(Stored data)
□ □ □ □

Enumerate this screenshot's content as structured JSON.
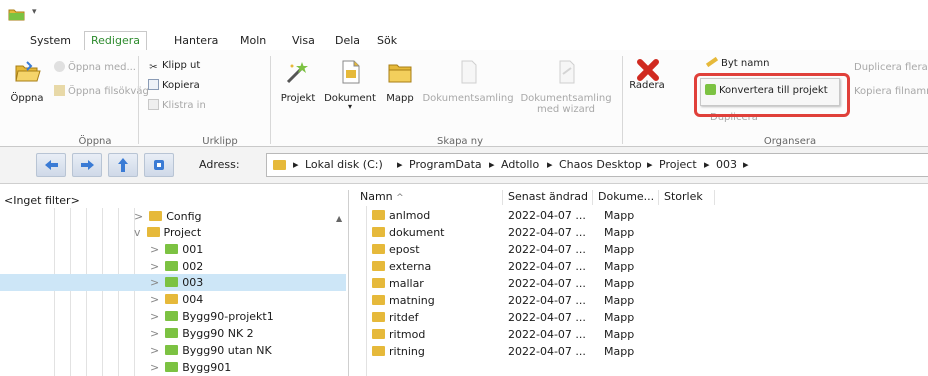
{
  "quick_access": {
    "app_icon": "folder-app-icon",
    "overflow": "▾"
  },
  "tabs": [
    {
      "label": "System"
    },
    {
      "label": "Redigera"
    },
    {
      "label": "Hantera"
    },
    {
      "label": "Moln"
    },
    {
      "label": "Visa"
    },
    {
      "label": "Dela"
    },
    {
      "label": "Sök"
    }
  ],
  "ribbon": {
    "oppna_group": {
      "label": "Öppna",
      "open": "Öppna",
      "open_with": "Öppna med...",
      "open_path": "Öppna filsökväg"
    },
    "urklipp_group": {
      "label": "Urklipp",
      "cut": "Klipp ut",
      "copy": "Kopiera",
      "paste": "Klistra in"
    },
    "skapa_group": {
      "label": "Skapa ny",
      "project": "Projekt",
      "document": "Dokument",
      "folder": "Mapp",
      "doc_collection": "Dokumentsamling",
      "doc_collection_wizard_1": "Dokumentsamling",
      "doc_collection_wizard_2": "med wizard"
    },
    "organisera_group": {
      "label": "Organsera",
      "delete": "Radera",
      "rename": "Byt namn",
      "duplicate": "Duplicera",
      "convert": "Konvertera till projekt",
      "duplicate_multiple": "Duplicera flera",
      "copy_filename": "Kopiera filnamn"
    }
  },
  "nav": {
    "address_label": "Adress:",
    "crumbs": [
      "Lokal disk (C:)",
      "ProgramData",
      "Adtollo",
      "Chaos Desktop",
      "Project",
      "003"
    ],
    "sep": "▸"
  },
  "tree": {
    "filter": "<Inget filter>",
    "items": [
      {
        "label": "Config",
        "expander": ">"
      },
      {
        "label": "Project",
        "expander": "v"
      },
      {
        "label": "001",
        "expander": ">"
      },
      {
        "label": "002",
        "expander": ">"
      },
      {
        "label": "003",
        "expander": ">"
      },
      {
        "label": "004",
        "expander": ">"
      },
      {
        "label": "Bygg90-projekt1",
        "expander": ">"
      },
      {
        "label": "Bygg90 NK 2",
        "expander": ">"
      },
      {
        "label": "Bygg90 utan NK",
        "expander": ">"
      },
      {
        "label": "Bygg901",
        "expander": ">"
      }
    ],
    "scroll_up": "▲"
  },
  "files": {
    "headers": {
      "name": "Namn",
      "sort": "^",
      "modified": "Senast ändrad",
      "type": "Dokume...",
      "size": "Storlek"
    },
    "rows": [
      {
        "name": "anlmod",
        "modified": "2022-04-07 ...",
        "type": "Mapp"
      },
      {
        "name": "dokument",
        "modified": "2022-04-07 ...",
        "type": "Mapp"
      },
      {
        "name": "epost",
        "modified": "2022-04-07 ...",
        "type": "Mapp"
      },
      {
        "name": "externa",
        "modified": "2022-04-07 ...",
        "type": "Mapp"
      },
      {
        "name": "mallar",
        "modified": "2022-04-07 ...",
        "type": "Mapp"
      },
      {
        "name": "matning",
        "modified": "2022-04-07 ...",
        "type": "Mapp"
      },
      {
        "name": "ritdef",
        "modified": "2022-04-07 ...",
        "type": "Mapp"
      },
      {
        "name": "ritmod",
        "modified": "2022-04-07 ...",
        "type": "Mapp"
      },
      {
        "name": "ritning",
        "modified": "2022-04-07 ...",
        "type": "Mapp"
      }
    ]
  },
  "colors": {
    "accent_green": "#2e8b2e",
    "folder_yellow": "#e9c64a",
    "folder_green": "#7cc242",
    "selection": "#cde6f7",
    "highlight_red": "#e0403a"
  }
}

□ □ □ □

Return a copy of every line that includes the word "Dokumentsamling".

Completed task:
      "doc_collection": "Dokumentsamling",
      "doc_collection_wizard_1": "Dokumentsamling",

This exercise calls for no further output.